- **WHAT YOU SHOULD DO**
Copy every line of these items verbatim, without changing anything.
Start of DATA FOR THIS EXERCISE
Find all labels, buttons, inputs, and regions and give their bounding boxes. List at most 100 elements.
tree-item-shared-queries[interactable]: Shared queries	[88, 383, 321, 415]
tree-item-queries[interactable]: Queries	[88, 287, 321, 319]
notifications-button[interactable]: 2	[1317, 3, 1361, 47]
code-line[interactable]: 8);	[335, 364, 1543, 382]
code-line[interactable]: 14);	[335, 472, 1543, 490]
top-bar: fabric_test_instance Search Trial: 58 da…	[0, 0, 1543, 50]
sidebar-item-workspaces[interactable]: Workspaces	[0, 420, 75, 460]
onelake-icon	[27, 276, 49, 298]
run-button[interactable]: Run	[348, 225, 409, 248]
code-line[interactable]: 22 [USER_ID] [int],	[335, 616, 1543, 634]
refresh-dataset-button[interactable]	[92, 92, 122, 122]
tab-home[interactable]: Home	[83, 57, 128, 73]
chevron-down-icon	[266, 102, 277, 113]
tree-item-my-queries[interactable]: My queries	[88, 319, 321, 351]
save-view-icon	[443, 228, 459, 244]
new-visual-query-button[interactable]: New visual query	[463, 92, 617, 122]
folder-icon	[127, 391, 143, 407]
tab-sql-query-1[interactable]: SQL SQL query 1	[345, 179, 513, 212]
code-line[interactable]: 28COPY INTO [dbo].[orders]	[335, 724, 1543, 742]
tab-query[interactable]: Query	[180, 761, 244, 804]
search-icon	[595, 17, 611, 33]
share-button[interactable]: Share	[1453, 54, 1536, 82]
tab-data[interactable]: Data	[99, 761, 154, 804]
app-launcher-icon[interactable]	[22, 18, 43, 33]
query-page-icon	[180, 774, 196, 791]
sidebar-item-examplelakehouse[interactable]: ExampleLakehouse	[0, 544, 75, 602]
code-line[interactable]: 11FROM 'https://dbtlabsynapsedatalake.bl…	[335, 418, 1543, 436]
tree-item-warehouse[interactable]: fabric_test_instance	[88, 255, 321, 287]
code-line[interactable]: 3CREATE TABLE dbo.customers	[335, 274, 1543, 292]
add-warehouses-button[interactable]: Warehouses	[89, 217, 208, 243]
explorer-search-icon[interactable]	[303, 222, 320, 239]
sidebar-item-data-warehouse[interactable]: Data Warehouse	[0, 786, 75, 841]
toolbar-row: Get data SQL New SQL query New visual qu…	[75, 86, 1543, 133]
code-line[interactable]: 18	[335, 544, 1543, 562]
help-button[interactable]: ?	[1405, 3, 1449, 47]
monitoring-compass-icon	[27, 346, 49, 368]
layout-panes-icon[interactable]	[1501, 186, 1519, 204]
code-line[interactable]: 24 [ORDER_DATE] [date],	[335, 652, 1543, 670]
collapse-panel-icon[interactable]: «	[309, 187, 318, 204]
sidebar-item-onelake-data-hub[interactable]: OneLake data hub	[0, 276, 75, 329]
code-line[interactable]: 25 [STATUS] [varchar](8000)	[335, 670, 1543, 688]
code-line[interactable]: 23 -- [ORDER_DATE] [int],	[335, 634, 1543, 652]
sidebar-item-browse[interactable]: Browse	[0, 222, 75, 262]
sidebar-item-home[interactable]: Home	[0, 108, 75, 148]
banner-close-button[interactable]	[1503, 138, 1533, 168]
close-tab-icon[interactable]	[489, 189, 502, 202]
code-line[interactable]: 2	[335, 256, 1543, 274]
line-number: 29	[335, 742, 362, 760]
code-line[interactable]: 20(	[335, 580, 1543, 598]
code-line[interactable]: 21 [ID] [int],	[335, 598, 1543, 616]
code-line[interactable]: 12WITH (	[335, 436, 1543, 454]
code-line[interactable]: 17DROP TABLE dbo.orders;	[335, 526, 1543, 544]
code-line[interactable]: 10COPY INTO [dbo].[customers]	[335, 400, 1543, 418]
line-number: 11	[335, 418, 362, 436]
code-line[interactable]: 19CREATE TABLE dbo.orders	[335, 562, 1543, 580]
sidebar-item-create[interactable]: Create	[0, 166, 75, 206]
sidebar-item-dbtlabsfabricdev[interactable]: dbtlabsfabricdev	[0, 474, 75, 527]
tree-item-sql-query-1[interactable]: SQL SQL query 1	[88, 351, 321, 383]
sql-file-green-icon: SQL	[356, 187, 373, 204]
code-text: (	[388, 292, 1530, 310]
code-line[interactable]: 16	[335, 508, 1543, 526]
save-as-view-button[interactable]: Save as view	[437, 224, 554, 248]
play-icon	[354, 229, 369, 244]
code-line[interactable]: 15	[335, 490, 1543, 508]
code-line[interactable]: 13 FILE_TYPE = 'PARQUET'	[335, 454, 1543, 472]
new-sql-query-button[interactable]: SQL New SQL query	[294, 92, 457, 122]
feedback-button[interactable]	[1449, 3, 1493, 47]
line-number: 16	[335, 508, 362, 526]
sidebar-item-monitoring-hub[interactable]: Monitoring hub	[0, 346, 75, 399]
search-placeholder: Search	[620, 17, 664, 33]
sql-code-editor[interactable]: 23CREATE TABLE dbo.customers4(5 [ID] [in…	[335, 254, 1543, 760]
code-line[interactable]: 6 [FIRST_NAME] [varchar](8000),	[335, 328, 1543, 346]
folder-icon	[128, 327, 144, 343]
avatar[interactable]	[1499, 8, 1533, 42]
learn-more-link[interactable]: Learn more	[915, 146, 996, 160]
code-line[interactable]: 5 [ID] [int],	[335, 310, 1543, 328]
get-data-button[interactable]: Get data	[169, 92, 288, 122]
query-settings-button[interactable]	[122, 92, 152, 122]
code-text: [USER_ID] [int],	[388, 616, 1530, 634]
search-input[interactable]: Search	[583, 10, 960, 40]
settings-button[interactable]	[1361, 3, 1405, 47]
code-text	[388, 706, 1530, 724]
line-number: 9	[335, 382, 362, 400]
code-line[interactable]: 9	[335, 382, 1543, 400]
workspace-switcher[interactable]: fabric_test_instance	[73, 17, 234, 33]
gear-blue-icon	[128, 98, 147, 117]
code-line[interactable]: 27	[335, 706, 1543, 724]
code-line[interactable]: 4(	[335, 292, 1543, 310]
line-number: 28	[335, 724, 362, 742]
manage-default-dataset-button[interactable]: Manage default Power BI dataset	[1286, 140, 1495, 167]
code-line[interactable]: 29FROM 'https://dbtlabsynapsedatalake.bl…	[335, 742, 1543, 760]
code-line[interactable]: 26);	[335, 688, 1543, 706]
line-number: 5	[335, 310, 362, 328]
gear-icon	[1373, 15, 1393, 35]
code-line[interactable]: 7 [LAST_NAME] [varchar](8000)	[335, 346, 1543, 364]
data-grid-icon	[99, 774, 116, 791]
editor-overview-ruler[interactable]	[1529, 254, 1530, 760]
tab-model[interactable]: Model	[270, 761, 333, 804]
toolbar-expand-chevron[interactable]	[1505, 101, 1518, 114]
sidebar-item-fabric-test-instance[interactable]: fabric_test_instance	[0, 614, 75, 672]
End of DATA FOR THIS EXERCISE
- **COMPLETE OUTPUT**
Find all labels, buttons, inputs, and regions and give their bounding boxes. List at most 100 elements.
tree-item-shared-queries[interactable]: Shared queries	[88, 383, 321, 415]
tree-item-queries[interactable]: Queries	[88, 287, 321, 319]
notifications-button[interactable]: 2	[1317, 3, 1361, 47]
code-line[interactable]: 8);	[335, 364, 1543, 382]
code-line[interactable]: 14);	[335, 472, 1543, 490]
top-bar: fabric_test_instance Search Trial: 58 da…	[0, 0, 1543, 50]
sidebar-item-workspaces[interactable]: Workspaces	[0, 420, 75, 460]
onelake-icon	[27, 276, 49, 298]
run-button[interactable]: Run	[348, 225, 409, 248]
code-line[interactable]: 22 [USER_ID] [int],	[335, 616, 1543, 634]
refresh-dataset-button[interactable]	[92, 92, 122, 122]
tab-home[interactable]: Home	[83, 57, 128, 73]
chevron-down-icon	[266, 102, 277, 113]
tree-item-my-queries[interactable]: My queries	[88, 319, 321, 351]
save-view-icon	[443, 228, 459, 244]
new-visual-query-button[interactable]: New visual query	[463, 92, 617, 122]
folder-icon	[127, 391, 143, 407]
tab-sql-query-1[interactable]: SQL SQL query 1	[345, 179, 513, 212]
code-line[interactable]: 28COPY INTO [dbo].[orders]	[335, 724, 1543, 742]
tab-query[interactable]: Query	[180, 761, 244, 804]
search-icon	[595, 17, 611, 33]
share-button[interactable]: Share	[1453, 54, 1536, 82]
tab-data[interactable]: Data	[99, 761, 154, 804]
app-launcher-icon[interactable]	[22, 18, 43, 33]
query-page-icon	[180, 774, 196, 791]
sidebar-item-examplelakehouse[interactable]: ExampleLakehouse	[0, 544, 75, 602]
code-line[interactable]: 11FROM 'https://dbtlabsynapsedatalake.bl…	[335, 418, 1543, 436]
tree-item-warehouse[interactable]: fabric_test_instance	[88, 255, 321, 287]
code-line[interactable]: 3CREATE TABLE dbo.customers	[335, 274, 1543, 292]
add-warehouses-button[interactable]: Warehouses	[89, 217, 208, 243]
explorer-search-icon[interactable]	[303, 222, 320, 239]
sidebar-item-data-warehouse[interactable]: Data Warehouse	[0, 786, 75, 841]
toolbar-row: Get data SQL New SQL query New visual qu…	[75, 86, 1543, 133]
code-line[interactable]: 18	[335, 544, 1543, 562]
help-button[interactable]: ?	[1405, 3, 1449, 47]
monitoring-compass-icon	[27, 346, 49, 368]
layout-panes-icon[interactable]	[1501, 186, 1519, 204]
code-line[interactable]: 24 [ORDER_DATE] [date],	[335, 652, 1543, 670]
collapse-panel-icon[interactable]: «	[309, 187, 318, 204]
sidebar-item-onelake-data-hub[interactable]: OneLake data hub	[0, 276, 75, 329]
code-line[interactable]: 25 [STATUS] [varchar](8000)	[335, 670, 1543, 688]
code-line[interactable]: 23 -- [ORDER_DATE] [int],	[335, 634, 1543, 652]
sidebar-item-browse[interactable]: Browse	[0, 222, 75, 262]
sidebar-item-home[interactable]: Home	[0, 108, 75, 148]
banner-close-button[interactable]	[1503, 138, 1533, 168]
close-tab-icon[interactable]	[489, 189, 502, 202]
code-line[interactable]: 2	[335, 256, 1543, 274]
line-number: 29	[335, 742, 362, 760]
code-line[interactable]: 20(	[335, 580, 1543, 598]
code-line[interactable]: 21 [ID] [int],	[335, 598, 1543, 616]
code-line[interactable]: 12WITH (	[335, 436, 1543, 454]
code-line[interactable]: 17DROP TABLE dbo.orders;	[335, 526, 1543, 544]
code-line[interactable]: 10COPY INTO [dbo].[customers]	[335, 400, 1543, 418]
line-number: 11	[335, 418, 362, 436]
code-line[interactable]: 19CREATE TABLE dbo.orders	[335, 562, 1543, 580]
sidebar-item-create[interactable]: Create	[0, 166, 75, 206]
sidebar-item-dbtlabsfabricdev[interactable]: dbtlabsfabricdev	[0, 474, 75, 527]
tree-item-sql-query-1[interactable]: SQL SQL query 1	[88, 351, 321, 383]
sql-file-green-icon: SQL	[356, 187, 373, 204]
code-text: (	[388, 292, 1530, 310]
code-line[interactable]: 16	[335, 508, 1543, 526]
save-as-view-button[interactable]: Save as view	[437, 224, 554, 248]
play-icon	[354, 229, 369, 244]
code-line[interactable]: 15	[335, 490, 1543, 508]
code-line[interactable]: 13 FILE_TYPE = 'PARQUET'	[335, 454, 1543, 472]
new-sql-query-button[interactable]: SQL New SQL query	[294, 92, 457, 122]
feedback-button[interactable]	[1449, 3, 1493, 47]
line-number: 16	[335, 508, 362, 526]
sidebar-item-monitoring-hub[interactable]: Monitoring hub	[0, 346, 75, 399]
search-placeholder: Search	[620, 17, 664, 33]
sql-code-editor[interactable]: 23CREATE TABLE dbo.customers4(5 [ID] [in…	[335, 254, 1543, 760]
code-line[interactable]: 6 [FIRST_NAME] [varchar](8000),	[335, 328, 1543, 346]
folder-icon	[128, 327, 144, 343]
avatar[interactable]	[1499, 8, 1533, 42]
learn-more-link[interactable]: Learn more	[915, 146, 996, 160]
code-line[interactable]: 5 [ID] [int],	[335, 310, 1543, 328]
get-data-button[interactable]: Get data	[169, 92, 288, 122]
query-settings-button[interactable]	[122, 92, 152, 122]
code-text: [USER_ID] [int],	[388, 616, 1530, 634]
search-input[interactable]: Search	[583, 10, 960, 40]
settings-button[interactable]	[1361, 3, 1405, 47]
code-text	[388, 706, 1530, 724]
line-number: 9	[335, 382, 362, 400]
code-line[interactable]: 9	[335, 382, 1543, 400]
workspace-switcher[interactable]: fabric_test_instance	[73, 17, 234, 33]
gear-blue-icon	[128, 98, 147, 117]
code-line[interactable]: 27	[335, 706, 1543, 724]
code-line[interactable]: 4(	[335, 292, 1543, 310]
line-number: 28	[335, 724, 362, 742]
manage-default-dataset-button[interactable]: Manage default Power BI dataset	[1286, 140, 1495, 167]
code-line[interactable]: 29FROM 'https://dbtlabsynapsedatalake.bl…	[335, 742, 1543, 760]
code-line[interactable]: 26);	[335, 688, 1543, 706]
line-number: 5	[335, 310, 362, 328]
gear-icon	[1373, 15, 1393, 35]
code-line[interactable]: 7 [LAST_NAME] [varchar](8000)	[335, 346, 1543, 364]
data-grid-icon	[99, 774, 116, 791]
editor-overview-ruler[interactable]	[1529, 254, 1530, 760]
tab-model[interactable]: Model	[270, 761, 333, 804]
toolbar-expand-chevron[interactable]	[1505, 101, 1518, 114]
sidebar-item-fabric-test-instance[interactable]: fabric_test_instance	[0, 614, 75, 672]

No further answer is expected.